GOAL OF THE EXERCISE -
Reproduce the complete listing without any deviation.

PROVIDED RECORDS -
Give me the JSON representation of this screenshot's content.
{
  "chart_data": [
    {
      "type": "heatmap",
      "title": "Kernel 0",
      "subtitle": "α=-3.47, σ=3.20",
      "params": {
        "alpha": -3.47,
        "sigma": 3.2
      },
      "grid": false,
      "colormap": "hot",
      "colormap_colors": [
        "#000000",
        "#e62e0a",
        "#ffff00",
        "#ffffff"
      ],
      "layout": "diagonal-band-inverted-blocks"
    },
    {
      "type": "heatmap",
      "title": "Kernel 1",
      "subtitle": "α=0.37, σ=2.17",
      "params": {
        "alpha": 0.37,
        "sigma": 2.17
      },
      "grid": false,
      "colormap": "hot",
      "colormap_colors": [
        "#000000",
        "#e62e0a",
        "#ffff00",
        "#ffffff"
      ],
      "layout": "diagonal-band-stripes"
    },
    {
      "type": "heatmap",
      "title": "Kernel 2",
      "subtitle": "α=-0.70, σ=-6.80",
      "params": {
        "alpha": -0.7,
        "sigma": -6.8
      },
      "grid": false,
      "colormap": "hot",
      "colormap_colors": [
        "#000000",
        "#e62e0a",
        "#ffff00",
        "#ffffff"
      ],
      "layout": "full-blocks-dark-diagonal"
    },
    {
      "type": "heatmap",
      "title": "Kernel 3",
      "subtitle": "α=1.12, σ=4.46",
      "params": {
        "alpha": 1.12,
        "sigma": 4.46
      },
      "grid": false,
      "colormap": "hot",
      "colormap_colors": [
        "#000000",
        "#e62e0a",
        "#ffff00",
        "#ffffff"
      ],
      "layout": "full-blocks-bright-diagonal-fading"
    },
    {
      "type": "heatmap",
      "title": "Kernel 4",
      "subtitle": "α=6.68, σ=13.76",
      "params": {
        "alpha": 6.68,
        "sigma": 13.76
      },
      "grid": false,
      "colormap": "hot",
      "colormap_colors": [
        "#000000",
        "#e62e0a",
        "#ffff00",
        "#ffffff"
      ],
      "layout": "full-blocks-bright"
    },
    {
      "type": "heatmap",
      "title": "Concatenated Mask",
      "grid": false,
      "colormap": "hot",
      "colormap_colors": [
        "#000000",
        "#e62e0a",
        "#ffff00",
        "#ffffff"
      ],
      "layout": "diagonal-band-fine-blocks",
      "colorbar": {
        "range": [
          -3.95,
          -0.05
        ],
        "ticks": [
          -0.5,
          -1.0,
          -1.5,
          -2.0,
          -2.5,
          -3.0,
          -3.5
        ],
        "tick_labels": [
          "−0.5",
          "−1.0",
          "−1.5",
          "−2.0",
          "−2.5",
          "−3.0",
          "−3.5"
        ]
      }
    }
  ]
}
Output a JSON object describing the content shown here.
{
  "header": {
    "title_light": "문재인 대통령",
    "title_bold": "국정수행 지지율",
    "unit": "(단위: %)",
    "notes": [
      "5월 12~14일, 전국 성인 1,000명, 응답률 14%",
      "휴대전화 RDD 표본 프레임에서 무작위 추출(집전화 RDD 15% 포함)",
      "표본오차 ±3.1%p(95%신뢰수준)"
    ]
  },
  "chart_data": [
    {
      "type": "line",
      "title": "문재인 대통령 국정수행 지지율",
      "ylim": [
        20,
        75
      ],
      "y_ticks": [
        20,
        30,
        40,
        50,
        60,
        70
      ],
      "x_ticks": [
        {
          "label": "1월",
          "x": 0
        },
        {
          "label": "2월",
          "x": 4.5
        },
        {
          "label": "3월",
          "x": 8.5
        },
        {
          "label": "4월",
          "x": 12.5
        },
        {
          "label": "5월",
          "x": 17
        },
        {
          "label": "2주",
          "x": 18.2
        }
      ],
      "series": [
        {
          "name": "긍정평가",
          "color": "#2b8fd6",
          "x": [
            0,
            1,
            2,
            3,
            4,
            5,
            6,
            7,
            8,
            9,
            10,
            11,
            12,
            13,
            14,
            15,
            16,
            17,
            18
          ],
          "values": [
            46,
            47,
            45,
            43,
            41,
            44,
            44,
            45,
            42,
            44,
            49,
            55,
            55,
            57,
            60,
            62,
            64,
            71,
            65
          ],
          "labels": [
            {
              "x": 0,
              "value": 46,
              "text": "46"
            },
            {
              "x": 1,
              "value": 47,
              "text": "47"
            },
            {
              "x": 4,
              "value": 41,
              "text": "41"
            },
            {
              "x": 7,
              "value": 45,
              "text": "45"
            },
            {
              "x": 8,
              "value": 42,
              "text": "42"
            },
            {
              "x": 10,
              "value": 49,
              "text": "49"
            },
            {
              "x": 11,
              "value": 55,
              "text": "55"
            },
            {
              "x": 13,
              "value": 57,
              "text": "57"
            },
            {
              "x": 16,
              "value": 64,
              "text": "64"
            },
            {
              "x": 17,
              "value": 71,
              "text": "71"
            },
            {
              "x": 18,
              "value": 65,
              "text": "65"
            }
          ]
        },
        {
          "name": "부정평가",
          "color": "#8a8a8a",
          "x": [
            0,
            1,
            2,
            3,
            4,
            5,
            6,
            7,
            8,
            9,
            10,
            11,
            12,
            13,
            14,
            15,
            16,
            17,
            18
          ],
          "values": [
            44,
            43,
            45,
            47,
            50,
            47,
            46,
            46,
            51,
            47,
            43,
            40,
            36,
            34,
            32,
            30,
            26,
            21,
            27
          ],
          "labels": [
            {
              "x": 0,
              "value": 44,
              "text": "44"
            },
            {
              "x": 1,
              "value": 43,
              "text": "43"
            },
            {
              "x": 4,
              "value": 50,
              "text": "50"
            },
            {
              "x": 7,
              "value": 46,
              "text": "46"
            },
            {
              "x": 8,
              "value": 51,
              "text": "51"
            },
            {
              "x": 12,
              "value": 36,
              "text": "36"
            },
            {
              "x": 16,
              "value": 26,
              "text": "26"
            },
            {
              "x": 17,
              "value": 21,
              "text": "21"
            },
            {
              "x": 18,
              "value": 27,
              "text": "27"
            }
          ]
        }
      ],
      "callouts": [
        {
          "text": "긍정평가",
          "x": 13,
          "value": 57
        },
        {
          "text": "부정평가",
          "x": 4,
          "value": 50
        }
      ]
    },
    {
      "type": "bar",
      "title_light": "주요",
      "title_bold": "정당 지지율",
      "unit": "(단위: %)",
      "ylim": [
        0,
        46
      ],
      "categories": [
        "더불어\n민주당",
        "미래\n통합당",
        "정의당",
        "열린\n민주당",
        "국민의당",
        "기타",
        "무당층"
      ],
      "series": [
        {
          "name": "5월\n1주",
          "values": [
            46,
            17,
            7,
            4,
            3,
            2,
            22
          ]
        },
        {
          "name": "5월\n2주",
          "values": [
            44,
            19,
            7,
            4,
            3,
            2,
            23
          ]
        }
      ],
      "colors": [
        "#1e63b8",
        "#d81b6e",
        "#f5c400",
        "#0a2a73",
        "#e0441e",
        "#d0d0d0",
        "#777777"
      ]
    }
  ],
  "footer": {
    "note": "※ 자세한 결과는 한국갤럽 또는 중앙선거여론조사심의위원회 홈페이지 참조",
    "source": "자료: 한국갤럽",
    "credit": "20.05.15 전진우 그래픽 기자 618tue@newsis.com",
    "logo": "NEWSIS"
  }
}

SOLUTION FOR THIS TASK -
Give me the JSON representation of this screenshot's content.
{
  "chart_data": [
    {
      "type": "heatmap",
      "title": "Kernel 0",
      "subtitle": "α=-3.47, σ=3.20",
      "params": {
        "alpha": -3.47,
        "sigma": 3.2
      },
      "grid": false,
      "colormap": "hot",
      "colormap_colors": [
        "#000000",
        "#e62e0a",
        "#ffff00",
        "#ffffff"
      ],
      "layout": "diagonal-band-inverted-blocks"
    },
    {
      "type": "heatmap",
      "title": "Kernel 1",
      "subtitle": "α=0.37, σ=2.17",
      "params": {
        "alpha": 0.37,
        "sigma": 2.17
      },
      "grid": false,
      "colormap": "hot",
      "colormap_colors": [
        "#000000",
        "#e62e0a",
        "#ffff00",
        "#ffffff"
      ],
      "layout": "diagonal-band-stripes"
    },
    {
      "type": "heatmap",
      "title": "Kernel 2",
      "subtitle": "α=-0.70, σ=-6.80",
      "params": {
        "alpha": -0.7,
        "sigma": -6.8
      },
      "grid": false,
      "colormap": "hot",
      "colormap_colors": [
        "#000000",
        "#e62e0a",
        "#ffff00",
        "#ffffff"
      ],
      "layout": "full-blocks-dark-diagonal"
    },
    {
      "type": "heatmap",
      "title": "Kernel 3",
      "subtitle": "α=1.12, σ=4.46",
      "params": {
        "alpha": 1.12,
        "sigma": 4.46
      },
      "grid": false,
      "colormap": "hot",
      "colormap_colors": [
        "#000000",
        "#e62e0a",
        "#ffff00",
        "#ffffff"
      ],
      "layout": "full-blocks-bright-diagonal-fading"
    },
    {
      "type": "heatmap",
      "title": "Kernel 4",
      "subtitle": "α=6.68, σ=13.76",
      "params": {
        "alpha": 6.68,
        "sigma": 13.76
      },
      "grid": false,
      "colormap": "hot",
      "colormap_colors": [
        "#000000",
        "#e62e0a",
        "#ffff00",
        "#ffffff"
      ],
      "layout": "full-blocks-bright"
    },
    {
      "type": "heatmap",
      "title": "Concatenated Mask",
      "grid": false,
      "colormap": "hot",
      "colormap_colors": [
        "#000000",
        "#e62e0a",
        "#ffff00",
        "#ffffff"
      ],
      "layout": "diagonal-band-fine-blocks",
      "colorbar": {
        "range": [
          -3.95,
          -0.05
        ],
        "ticks": [
          -0.5,
          -1.0,
          -1.5,
          -2.0,
          -2.5,
          -3.0,
          -3.5
        ],
        "tick_labels": [
          "−0.5",
          "−1.0",
          "−1.5",
          "−2.0",
          "−2.5",
          "−3.0",
          "−3.5"
        ]
      }
    }
  ]
}
Output a JSON object describing the content shown here.
{
  "header": {
    "title_light": "문재인 대통령",
    "title_bold": "국정수행 지지율",
    "unit": "(단위: %)",
    "notes": [
      "5월 12~14일, 전국 성인 1,000명, 응답률 14%",
      "휴대전화 RDD 표본 프레임에서 무작위 추출(집전화 RDD 15% 포함)",
      "표본오차 ±3.1%p(95%신뢰수준)"
    ]
  },
  "chart_data": [
    {
      "type": "line",
      "title": "문재인 대통령 국정수행 지지율",
      "ylim": [
        20,
        75
      ],
      "y_ticks": [
        20,
        30,
        40,
        50,
        60,
        70
      ],
      "x_ticks": [
        {
          "label": "1월",
          "x": 0
        },
        {
          "label": "2월",
          "x": 4.5
        },
        {
          "label": "3월",
          "x": 8.5
        },
        {
          "label": "4월",
          "x": 12.5
        },
        {
          "label": "5월",
          "x": 17
        },
        {
          "label": "2주",
          "x": 18.2
        }
      ],
      "series": [
        {
          "name": "긍정평가",
          "color": "#2b8fd6",
          "x": [
            0,
            1,
            2,
            3,
            4,
            5,
            6,
            7,
            8,
            9,
            10,
            11,
            12,
            13,
            14,
            15,
            16,
            17,
            18
          ],
          "values": [
            46,
            47,
            45,
            43,
            41,
            44,
            44,
            45,
            42,
            44,
            49,
            55,
            55,
            57,
            60,
            62,
            64,
            71,
            65
          ],
          "labels": [
            {
              "x": 0,
              "value": 46,
              "text": "46"
            },
            {
              "x": 1,
              "value": 47,
              "text": "47"
            },
            {
              "x": 4,
              "value": 41,
              "text": "41"
            },
            {
              "x": 7,
              "value": 45,
              "text": "45"
            },
            {
              "x": 8,
              "value": 42,
              "text": "42"
            },
            {
              "x": 10,
              "value": 49,
              "text": "49"
            },
            {
              "x": 11,
              "value": 55,
              "text": "55"
            },
            {
              "x": 13,
              "value": 57,
              "text": "57"
            },
            {
              "x": 16,
              "value": 64,
              "text": "64"
            },
            {
              "x": 17,
              "value": 71,
              "text": "71"
            },
            {
              "x": 18,
              "value": 65,
              "text": "65"
            }
          ]
        },
        {
          "name": "부정평가",
          "color": "#8a8a8a",
          "x": [
            0,
            1,
            2,
            3,
            4,
            5,
            6,
            7,
            8,
            9,
            10,
            11,
            12,
            13,
            14,
            15,
            16,
            17,
            18
          ],
          "values": [
            44,
            43,
            45,
            47,
            50,
            47,
            46,
            46,
            51,
            47,
            43,
            40,
            36,
            34,
            32,
            30,
            26,
            21,
            27
          ],
          "labels": [
            {
              "x": 0,
              "value": 44,
              "text": "44"
            },
            {
              "x": 1,
              "value": 43,
              "text": "43"
            },
            {
              "x": 4,
              "value": 50,
              "text": "50"
            },
            {
              "x": 7,
              "value": 46,
              "text": "46"
            },
            {
              "x": 8,
              "value": 51,
              "text": "51"
            },
            {
              "x": 12,
              "value": 36,
              "text": "36"
            },
            {
              "x": 16,
              "value": 26,
              "text": "26"
            },
            {
              "x": 17,
              "value": 21,
              "text": "21"
            },
            {
              "x": 18,
              "value": 27,
              "text": "27"
            }
          ]
        }
      ],
      "callouts": [
        {
          "text": "긍정평가",
          "x": 13,
          "value": 57
        },
        {
          "text": "부정평가",
          "x": 4,
          "value": 50
        }
      ]
    },
    {
      "type": "bar",
      "title_light": "주요",
      "title_bold": "정당 지지율",
      "unit": "(단위: %)",
      "ylim": [
        0,
        46
      ],
      "categories": [
        "더불어\n민주당",
        "미래\n통합당",
        "정의당",
        "열린\n민주당",
        "국민의당",
        "기타",
        "무당층"
      ],
      "series": [
        {
          "name": "5월\n1주",
          "values": [
            46,
            17,
            7,
            4,
            3,
            2,
            22
          ]
        },
        {
          "name": "5월\n2주",
          "values": [
            44,
            19,
            7,
            4,
            3,
            2,
            23
          ]
        }
      ],
      "colors": [
        "#1e63b8",
        "#d81b6e",
        "#f5c400",
        "#0a2a73",
        "#e0441e",
        "#d0d0d0",
        "#777777"
      ]
    }
  ],
  "footer": {
    "note": "※ 자세한 결과는 한국갤럽 또는 중앙선거여론조사심의위원회 홈페이지 참조",
    "source": "자료: 한국갤럽",
    "credit": "20.05.15 전진우 그래픽 기자 618tue@newsis.com",
    "logo": "NEWSIS"
  }
}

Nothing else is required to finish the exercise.